-------- Excerpt to read

Collecting culture: collector's converge correcting & corroborating Latin Music History - collecting Latin American music-related memorabilia, sound recordings

Latin Beat Magazine, March, 2004 by Aurora Flores

At the dawn of the 20th century, North American labels began recording the first records of Caribbean artists, trios and orchestras. Before established companies such as Edison, Columbia and Pathe began recording Latin music in Cuba and Puerto Rico, Thomas Edison had already experimented with his new sound duplication device recording local groups on a barge off the coast of Havana around 1903.

The following musical recordings were either done on location in Cuba and P.R. or recorded in New York City and New Jersey. By 1925, Cuban and Puerto Rican musical interpreters and composers began emerging as a major musical force. By 1927, a demanding market for Latin music records prompted Puerto Rican composer/musician Rafael Hernández and his sister Victoria to open the first Latin music record store in East Harlem's El Barrio. 1931 saw the hit song El Manicero (The Peanut vendor) sell more than one million 78 RPM copies within two years of its NYC recorded release by Don Azpiazú and his Havana Casino Orchestra. By the late '40s, Dominican singer Alberto Beltrán popularized in New York the now merengue standards, El Negrito del Batey and Compradre Pedro Juan, through his collaboration with La Sonora Marancera, while Joseito Román and Napoleón Zayas put together authentic merengue big bands in the city. By the '50s, the accordionist Angel Viloria established the most successful merengue group outside of the Dominican Republic. Indeed, New York City became a mecca for Tropical/Latin music recording throughout the '30s, '40s and "50s.

----------------

Given problem
In the Latin music history article, who opened the first Latin music record store in East Harlem's El Barrio? The material after this point isn't needed.

-------- Given data

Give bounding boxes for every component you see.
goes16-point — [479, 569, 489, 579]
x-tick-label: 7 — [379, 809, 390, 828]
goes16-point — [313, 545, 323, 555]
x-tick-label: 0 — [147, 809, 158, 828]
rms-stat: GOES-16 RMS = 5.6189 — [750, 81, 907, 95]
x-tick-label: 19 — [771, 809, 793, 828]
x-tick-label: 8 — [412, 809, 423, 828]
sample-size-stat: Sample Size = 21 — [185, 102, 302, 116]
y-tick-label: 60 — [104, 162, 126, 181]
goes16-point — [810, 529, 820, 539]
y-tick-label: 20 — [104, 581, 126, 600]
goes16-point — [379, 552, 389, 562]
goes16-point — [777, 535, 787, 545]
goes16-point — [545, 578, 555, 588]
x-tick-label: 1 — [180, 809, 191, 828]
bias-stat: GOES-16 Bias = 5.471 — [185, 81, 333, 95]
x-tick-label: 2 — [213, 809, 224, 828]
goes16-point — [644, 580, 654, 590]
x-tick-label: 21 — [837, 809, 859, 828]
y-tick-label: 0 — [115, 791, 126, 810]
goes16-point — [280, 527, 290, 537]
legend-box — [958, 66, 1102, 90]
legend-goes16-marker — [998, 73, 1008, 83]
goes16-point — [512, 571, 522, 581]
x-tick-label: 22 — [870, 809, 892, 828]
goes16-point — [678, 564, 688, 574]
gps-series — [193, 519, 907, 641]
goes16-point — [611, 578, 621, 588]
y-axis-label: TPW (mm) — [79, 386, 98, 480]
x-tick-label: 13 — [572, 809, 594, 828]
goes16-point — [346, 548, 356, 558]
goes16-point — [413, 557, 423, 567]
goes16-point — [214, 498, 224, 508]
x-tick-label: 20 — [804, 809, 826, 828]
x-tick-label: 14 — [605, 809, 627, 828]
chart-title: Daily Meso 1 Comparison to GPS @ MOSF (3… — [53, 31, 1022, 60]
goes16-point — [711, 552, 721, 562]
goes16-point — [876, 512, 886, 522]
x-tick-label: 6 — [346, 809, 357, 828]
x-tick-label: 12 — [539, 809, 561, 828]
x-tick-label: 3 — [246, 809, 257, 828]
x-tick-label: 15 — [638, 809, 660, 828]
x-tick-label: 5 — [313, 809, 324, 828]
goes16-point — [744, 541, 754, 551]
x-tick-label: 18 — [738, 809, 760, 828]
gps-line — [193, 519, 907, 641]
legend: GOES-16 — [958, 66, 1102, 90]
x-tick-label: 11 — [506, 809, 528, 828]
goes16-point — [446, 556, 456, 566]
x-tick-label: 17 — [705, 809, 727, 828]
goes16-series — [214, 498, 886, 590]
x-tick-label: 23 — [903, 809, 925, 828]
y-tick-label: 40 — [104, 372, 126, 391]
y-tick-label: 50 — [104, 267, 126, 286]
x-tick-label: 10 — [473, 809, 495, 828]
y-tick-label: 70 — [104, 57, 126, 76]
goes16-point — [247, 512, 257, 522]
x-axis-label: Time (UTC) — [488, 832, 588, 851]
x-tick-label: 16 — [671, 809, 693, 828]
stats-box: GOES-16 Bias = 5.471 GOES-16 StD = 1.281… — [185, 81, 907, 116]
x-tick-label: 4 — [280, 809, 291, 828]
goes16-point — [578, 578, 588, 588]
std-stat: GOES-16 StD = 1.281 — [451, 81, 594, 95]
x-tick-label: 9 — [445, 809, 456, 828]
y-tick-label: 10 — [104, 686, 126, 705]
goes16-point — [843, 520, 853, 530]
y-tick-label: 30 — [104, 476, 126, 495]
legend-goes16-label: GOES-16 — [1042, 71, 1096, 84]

----------------

Answer to the exercise
Puerto Rican composer and musician Rafael Hernández and his sister Victoria opened it.